Written request >> Search the listing below for the string "puts" and show each line that contains it.

Rows >>
──────
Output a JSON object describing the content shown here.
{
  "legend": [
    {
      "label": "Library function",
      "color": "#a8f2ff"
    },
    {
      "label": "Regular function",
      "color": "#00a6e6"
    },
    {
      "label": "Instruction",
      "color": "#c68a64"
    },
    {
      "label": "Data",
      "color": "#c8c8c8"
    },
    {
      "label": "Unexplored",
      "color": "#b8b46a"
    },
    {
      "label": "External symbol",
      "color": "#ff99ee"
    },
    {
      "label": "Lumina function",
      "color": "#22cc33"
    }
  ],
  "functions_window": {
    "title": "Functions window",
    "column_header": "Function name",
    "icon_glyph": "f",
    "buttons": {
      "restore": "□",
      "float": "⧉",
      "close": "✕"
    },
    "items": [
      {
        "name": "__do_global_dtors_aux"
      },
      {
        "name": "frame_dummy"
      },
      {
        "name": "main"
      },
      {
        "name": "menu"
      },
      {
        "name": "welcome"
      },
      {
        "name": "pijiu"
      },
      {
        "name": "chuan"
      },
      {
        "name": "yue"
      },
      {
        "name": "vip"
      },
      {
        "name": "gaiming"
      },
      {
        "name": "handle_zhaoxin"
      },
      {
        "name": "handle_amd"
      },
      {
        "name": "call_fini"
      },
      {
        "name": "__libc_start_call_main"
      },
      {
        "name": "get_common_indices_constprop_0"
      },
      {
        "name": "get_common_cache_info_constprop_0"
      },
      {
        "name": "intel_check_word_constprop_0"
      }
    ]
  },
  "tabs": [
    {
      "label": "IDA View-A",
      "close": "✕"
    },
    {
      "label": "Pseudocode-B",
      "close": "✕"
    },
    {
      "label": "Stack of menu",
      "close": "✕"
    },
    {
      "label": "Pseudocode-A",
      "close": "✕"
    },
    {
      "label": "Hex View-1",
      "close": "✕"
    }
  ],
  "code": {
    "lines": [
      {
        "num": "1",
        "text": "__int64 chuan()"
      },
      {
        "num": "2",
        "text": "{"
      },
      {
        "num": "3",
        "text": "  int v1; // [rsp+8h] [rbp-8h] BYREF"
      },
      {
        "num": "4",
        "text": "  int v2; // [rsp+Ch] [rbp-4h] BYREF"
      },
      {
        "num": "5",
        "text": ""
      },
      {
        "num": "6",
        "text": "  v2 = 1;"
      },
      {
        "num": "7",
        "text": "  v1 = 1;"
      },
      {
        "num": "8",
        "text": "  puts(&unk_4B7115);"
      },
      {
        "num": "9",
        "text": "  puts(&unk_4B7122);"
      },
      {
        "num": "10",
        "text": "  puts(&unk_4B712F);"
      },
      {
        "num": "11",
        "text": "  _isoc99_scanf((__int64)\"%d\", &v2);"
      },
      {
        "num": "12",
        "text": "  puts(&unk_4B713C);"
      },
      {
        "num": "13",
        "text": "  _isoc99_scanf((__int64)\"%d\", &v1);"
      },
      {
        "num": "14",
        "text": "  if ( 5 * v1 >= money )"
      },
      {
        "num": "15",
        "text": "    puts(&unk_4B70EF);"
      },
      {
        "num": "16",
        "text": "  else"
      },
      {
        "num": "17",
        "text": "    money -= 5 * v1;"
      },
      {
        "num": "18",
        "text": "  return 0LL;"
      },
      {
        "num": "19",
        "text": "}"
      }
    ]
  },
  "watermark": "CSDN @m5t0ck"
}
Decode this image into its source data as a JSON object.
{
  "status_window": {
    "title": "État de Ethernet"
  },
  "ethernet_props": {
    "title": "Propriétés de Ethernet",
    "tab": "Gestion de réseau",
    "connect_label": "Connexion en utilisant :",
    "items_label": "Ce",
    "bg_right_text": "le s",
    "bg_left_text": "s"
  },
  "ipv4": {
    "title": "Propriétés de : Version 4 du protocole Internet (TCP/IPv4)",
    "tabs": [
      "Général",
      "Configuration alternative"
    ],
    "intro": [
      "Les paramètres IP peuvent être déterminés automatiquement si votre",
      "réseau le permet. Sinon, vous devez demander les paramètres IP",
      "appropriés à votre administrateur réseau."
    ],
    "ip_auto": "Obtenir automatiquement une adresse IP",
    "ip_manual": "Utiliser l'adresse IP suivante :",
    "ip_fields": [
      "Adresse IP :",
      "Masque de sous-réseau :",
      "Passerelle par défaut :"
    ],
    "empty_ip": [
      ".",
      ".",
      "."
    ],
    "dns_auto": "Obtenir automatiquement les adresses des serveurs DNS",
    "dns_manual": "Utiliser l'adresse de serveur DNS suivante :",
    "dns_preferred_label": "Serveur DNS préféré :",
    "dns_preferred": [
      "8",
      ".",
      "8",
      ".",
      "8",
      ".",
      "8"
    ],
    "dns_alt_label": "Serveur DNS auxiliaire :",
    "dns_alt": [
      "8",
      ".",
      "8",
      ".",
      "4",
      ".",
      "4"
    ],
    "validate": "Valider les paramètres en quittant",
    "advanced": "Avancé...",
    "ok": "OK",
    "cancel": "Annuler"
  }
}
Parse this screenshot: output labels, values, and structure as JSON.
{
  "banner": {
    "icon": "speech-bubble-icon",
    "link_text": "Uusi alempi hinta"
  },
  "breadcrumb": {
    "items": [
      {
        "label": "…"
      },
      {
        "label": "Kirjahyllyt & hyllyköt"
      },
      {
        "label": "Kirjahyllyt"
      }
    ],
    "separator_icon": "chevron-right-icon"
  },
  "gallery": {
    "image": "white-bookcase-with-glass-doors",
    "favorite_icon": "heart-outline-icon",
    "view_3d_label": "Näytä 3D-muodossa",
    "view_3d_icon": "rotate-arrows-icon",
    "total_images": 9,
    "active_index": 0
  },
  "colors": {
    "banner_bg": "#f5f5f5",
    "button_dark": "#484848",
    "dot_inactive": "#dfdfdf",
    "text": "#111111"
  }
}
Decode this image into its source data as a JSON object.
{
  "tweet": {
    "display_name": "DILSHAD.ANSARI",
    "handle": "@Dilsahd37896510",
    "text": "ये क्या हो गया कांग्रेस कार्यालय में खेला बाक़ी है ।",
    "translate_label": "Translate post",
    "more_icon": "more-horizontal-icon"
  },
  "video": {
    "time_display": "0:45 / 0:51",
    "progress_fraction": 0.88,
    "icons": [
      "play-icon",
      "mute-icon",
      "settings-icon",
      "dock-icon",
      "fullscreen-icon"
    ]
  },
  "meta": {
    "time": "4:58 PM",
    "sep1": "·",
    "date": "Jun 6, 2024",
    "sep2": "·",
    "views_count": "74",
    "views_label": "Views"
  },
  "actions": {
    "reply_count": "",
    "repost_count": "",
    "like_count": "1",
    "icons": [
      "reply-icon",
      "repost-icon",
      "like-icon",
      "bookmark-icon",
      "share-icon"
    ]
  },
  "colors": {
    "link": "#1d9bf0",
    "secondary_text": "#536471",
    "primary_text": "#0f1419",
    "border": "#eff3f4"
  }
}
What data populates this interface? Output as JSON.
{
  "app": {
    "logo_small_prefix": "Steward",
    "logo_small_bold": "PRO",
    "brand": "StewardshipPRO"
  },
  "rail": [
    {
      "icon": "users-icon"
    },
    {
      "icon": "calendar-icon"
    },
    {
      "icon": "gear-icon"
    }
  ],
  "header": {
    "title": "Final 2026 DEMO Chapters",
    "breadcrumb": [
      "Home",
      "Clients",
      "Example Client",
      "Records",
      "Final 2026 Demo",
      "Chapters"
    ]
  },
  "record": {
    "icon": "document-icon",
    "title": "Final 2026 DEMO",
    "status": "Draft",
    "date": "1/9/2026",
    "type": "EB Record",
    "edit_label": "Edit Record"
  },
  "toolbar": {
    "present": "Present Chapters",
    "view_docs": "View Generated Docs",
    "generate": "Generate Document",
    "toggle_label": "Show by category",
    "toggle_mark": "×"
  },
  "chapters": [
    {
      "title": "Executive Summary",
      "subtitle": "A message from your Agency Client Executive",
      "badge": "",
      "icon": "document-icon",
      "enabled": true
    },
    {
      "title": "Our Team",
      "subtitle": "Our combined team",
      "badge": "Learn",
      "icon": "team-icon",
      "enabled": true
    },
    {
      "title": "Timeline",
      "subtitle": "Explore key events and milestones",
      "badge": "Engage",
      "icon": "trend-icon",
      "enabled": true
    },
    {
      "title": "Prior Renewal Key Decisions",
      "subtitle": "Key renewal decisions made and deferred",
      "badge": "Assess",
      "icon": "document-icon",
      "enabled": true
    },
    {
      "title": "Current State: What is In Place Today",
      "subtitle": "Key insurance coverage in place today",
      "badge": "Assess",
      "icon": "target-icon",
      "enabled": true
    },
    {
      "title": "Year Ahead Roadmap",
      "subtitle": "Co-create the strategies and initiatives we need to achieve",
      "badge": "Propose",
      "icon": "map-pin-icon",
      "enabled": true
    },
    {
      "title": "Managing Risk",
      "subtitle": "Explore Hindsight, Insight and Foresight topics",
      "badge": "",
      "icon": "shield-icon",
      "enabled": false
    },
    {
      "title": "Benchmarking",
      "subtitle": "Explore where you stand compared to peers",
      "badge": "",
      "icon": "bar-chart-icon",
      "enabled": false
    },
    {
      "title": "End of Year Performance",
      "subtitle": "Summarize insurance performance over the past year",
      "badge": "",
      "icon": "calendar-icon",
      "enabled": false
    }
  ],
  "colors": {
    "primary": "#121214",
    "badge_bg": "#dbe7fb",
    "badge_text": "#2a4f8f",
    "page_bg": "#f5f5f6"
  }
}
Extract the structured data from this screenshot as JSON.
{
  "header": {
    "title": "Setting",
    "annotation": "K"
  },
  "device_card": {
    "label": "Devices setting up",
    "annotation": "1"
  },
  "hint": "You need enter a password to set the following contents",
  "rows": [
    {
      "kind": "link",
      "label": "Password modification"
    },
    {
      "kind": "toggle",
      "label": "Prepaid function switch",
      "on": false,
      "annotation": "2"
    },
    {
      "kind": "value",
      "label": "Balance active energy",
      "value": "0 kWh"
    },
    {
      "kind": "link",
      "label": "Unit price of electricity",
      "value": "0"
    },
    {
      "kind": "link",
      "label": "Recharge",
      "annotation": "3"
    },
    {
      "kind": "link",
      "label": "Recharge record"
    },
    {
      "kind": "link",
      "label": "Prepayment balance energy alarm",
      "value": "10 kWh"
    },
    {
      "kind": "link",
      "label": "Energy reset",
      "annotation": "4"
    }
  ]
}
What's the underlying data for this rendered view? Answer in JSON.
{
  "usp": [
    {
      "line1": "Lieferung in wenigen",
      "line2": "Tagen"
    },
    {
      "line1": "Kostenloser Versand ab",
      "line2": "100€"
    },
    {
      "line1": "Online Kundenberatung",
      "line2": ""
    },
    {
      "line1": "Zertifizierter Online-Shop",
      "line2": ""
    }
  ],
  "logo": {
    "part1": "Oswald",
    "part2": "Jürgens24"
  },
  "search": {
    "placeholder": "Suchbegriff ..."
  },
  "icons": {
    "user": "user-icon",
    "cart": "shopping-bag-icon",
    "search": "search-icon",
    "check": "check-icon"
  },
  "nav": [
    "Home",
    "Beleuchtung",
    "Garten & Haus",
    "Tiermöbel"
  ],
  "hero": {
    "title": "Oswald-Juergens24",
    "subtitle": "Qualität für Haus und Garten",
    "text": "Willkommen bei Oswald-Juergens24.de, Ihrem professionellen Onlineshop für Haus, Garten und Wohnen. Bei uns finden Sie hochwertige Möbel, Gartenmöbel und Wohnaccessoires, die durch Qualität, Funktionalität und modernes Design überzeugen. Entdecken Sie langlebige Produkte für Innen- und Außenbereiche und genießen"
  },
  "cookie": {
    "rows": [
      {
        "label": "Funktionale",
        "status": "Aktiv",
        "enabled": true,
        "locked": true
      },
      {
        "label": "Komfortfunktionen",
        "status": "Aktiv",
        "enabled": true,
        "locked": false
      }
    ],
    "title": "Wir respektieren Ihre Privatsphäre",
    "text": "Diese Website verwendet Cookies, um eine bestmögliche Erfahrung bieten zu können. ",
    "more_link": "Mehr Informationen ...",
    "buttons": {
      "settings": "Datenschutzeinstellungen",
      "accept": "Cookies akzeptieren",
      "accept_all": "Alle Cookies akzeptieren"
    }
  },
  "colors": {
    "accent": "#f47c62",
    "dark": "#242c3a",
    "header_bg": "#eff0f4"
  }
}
──────
Output of the exercise >>
        "text": "  puts(&unk_4B7115);"
        "text": "  puts(&unk_4B7122);"
        "text": "  puts(&unk_4B712F);"
        "text": "  puts(&unk_4B713C);"
        "text": "    puts(&unk_4B70EF);"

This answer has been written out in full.